GIVEN TASK ▸ Each line of the listing that contains the word "integrating" is to be copied.

Excerpt from a dataset:
*-*-*
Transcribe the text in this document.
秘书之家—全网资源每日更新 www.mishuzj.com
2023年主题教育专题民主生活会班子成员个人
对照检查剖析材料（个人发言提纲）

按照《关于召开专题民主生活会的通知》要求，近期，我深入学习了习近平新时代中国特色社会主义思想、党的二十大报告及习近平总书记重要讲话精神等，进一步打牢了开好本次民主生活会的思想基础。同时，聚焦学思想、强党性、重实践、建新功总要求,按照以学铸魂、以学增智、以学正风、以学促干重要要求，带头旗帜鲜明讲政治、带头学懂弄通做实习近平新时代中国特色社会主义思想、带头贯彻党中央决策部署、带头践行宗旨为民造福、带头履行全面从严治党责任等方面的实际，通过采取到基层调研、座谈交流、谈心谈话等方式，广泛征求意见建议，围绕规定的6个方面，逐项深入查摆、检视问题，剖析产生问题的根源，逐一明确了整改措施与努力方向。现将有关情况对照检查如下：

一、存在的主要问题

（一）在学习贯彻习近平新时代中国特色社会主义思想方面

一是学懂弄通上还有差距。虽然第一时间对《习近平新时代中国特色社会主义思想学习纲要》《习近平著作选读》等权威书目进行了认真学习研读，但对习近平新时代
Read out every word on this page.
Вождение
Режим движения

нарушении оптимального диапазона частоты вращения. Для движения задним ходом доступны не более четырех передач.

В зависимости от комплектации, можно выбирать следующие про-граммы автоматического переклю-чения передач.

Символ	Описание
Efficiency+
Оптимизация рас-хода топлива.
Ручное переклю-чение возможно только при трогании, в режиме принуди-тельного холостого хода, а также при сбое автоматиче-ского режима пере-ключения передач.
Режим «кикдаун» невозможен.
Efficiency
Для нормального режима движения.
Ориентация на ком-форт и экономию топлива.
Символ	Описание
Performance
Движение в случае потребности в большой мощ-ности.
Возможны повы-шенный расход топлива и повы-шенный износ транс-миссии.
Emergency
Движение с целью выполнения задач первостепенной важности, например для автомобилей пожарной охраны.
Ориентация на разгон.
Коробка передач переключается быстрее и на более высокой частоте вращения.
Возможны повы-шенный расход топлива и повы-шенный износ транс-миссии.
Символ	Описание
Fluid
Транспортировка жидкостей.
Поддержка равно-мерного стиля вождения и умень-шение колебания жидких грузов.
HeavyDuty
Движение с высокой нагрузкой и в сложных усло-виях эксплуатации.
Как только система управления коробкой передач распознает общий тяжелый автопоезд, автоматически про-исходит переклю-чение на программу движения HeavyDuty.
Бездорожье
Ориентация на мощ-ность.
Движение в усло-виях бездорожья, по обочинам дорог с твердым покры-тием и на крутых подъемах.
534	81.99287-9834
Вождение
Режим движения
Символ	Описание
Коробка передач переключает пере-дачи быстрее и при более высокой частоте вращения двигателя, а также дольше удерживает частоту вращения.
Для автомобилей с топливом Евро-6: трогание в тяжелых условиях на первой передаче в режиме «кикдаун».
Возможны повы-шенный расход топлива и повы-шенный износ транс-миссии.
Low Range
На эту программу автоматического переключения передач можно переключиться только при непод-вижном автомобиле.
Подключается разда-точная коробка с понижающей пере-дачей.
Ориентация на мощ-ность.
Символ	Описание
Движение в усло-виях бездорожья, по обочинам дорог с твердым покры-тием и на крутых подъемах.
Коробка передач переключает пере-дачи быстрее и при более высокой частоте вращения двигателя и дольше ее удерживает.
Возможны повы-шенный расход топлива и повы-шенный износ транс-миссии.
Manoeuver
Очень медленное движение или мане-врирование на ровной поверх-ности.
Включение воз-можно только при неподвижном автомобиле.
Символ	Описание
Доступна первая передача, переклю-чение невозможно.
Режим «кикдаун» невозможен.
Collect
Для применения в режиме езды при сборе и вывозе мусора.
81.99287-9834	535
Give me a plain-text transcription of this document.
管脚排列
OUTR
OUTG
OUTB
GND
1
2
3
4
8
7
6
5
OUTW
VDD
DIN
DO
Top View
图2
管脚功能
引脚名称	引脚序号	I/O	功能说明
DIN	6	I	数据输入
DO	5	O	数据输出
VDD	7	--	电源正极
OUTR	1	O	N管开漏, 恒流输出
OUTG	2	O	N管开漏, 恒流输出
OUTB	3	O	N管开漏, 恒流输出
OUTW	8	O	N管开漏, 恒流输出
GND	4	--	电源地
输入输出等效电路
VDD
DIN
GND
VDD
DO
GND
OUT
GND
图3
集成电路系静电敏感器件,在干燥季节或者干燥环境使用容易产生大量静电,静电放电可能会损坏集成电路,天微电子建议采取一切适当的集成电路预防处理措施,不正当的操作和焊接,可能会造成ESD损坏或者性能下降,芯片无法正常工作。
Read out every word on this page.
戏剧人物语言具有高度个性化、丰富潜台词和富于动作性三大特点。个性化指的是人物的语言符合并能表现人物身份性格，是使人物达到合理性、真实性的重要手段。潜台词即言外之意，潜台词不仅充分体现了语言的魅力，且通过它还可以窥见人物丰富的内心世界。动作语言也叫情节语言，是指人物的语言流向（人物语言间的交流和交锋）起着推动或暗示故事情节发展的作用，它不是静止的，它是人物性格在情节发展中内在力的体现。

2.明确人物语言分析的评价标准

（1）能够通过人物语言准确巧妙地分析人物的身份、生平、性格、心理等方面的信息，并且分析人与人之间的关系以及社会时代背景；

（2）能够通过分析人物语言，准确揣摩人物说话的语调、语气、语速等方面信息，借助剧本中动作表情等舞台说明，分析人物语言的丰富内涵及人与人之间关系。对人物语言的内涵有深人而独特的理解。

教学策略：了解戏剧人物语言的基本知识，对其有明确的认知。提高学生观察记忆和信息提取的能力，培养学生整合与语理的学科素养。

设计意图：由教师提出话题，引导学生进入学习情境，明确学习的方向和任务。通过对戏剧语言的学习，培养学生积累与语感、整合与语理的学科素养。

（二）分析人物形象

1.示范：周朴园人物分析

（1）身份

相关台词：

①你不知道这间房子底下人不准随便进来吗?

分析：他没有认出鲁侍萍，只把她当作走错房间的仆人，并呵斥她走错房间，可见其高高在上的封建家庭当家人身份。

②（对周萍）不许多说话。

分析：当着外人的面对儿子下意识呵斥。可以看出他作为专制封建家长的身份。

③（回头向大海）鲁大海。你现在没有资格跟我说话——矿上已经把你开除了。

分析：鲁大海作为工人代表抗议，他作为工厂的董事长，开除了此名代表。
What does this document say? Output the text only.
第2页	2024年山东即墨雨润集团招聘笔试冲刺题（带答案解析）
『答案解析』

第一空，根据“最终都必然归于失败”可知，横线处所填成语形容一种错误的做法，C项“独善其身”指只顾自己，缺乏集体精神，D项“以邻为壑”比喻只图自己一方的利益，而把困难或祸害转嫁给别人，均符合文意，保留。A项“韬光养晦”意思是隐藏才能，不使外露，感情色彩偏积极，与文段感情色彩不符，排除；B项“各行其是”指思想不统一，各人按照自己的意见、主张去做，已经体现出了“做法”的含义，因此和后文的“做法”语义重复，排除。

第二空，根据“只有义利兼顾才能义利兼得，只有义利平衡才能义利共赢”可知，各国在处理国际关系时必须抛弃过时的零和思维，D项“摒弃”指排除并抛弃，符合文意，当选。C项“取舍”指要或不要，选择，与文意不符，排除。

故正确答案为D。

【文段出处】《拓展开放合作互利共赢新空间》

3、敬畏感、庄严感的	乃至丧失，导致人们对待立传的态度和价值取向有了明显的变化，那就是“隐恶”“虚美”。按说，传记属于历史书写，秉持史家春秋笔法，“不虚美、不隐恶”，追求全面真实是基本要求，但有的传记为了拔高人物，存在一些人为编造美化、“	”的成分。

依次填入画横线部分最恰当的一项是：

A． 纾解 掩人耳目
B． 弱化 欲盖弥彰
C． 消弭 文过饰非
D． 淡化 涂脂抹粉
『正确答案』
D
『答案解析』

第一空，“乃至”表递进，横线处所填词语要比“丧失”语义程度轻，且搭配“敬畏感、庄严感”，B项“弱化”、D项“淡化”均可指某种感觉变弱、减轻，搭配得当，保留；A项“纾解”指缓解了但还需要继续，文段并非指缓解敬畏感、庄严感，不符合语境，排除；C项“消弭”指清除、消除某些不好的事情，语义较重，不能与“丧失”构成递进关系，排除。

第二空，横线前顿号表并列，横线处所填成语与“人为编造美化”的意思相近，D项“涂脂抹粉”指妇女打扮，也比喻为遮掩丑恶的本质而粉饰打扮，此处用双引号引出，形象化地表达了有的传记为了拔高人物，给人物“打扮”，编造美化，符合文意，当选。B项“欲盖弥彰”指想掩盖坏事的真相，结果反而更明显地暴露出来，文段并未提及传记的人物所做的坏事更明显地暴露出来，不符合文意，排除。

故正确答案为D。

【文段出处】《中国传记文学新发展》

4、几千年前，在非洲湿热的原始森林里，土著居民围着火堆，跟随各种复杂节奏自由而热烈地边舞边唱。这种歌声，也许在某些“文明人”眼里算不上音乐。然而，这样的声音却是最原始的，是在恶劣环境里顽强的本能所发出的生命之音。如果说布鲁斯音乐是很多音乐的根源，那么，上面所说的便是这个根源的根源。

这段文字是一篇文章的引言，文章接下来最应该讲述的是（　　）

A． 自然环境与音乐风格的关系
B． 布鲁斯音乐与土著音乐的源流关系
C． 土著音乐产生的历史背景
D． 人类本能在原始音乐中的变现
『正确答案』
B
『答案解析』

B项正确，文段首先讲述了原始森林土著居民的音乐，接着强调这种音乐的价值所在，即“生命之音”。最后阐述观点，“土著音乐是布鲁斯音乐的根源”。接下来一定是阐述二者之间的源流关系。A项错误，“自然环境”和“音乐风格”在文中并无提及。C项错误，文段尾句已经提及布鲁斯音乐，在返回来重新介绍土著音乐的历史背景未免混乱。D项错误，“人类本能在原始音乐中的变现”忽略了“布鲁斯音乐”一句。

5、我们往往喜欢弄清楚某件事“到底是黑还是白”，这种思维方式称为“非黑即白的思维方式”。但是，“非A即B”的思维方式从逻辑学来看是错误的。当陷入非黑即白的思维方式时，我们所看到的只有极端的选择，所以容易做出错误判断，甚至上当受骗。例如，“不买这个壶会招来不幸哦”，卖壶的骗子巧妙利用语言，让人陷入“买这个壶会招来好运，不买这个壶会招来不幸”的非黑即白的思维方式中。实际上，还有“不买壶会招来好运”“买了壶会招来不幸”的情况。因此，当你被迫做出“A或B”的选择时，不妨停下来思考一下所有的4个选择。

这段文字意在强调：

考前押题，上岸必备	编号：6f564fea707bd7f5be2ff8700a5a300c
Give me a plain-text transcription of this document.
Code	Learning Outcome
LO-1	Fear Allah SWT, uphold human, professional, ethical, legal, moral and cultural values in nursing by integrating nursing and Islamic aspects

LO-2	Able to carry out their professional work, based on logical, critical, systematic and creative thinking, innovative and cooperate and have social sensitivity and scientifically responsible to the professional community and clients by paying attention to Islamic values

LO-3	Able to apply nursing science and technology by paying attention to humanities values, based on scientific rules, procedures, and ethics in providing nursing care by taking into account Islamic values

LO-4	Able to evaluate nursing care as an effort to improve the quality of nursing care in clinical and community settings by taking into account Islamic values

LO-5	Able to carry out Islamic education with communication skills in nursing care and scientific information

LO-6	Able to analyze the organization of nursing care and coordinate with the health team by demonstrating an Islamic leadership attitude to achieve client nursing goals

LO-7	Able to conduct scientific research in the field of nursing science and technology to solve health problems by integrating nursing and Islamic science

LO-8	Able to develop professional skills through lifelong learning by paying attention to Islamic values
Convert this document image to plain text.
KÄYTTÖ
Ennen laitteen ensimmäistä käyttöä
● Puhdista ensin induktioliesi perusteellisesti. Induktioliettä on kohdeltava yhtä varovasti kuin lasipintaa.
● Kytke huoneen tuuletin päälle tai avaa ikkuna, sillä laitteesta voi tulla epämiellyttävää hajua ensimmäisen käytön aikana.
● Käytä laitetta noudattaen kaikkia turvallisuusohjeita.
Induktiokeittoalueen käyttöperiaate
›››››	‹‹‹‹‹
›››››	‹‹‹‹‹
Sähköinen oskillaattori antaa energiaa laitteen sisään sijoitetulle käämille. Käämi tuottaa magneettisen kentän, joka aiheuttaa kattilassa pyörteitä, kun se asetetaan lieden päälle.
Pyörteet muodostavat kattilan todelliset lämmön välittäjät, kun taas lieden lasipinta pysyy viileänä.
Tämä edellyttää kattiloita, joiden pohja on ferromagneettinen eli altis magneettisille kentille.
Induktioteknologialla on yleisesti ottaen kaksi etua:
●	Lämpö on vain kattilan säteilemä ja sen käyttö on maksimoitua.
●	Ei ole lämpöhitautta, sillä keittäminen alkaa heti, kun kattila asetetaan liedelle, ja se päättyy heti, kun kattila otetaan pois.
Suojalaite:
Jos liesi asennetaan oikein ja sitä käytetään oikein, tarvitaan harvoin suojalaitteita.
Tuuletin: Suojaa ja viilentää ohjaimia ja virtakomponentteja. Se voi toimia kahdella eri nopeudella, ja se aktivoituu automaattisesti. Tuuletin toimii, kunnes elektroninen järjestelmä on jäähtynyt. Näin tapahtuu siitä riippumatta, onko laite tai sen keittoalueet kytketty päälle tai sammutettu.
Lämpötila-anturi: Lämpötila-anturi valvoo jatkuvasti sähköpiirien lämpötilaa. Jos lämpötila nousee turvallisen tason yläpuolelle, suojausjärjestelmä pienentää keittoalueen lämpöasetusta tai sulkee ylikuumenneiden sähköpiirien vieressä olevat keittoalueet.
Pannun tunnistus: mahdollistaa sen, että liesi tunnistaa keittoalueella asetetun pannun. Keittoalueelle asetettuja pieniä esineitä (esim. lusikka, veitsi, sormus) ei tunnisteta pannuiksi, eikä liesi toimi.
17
*-*-*
REPLY ▸
LO-1	Fear Allah SWT, uphold human, professional, ethical, legal, moral and cultural values in nursing by integrating nursing and Islamic aspects
LO-7	Able to conduct scientific research in the field of nursing science and technology to solve health problems by integrating nursing and Islamic science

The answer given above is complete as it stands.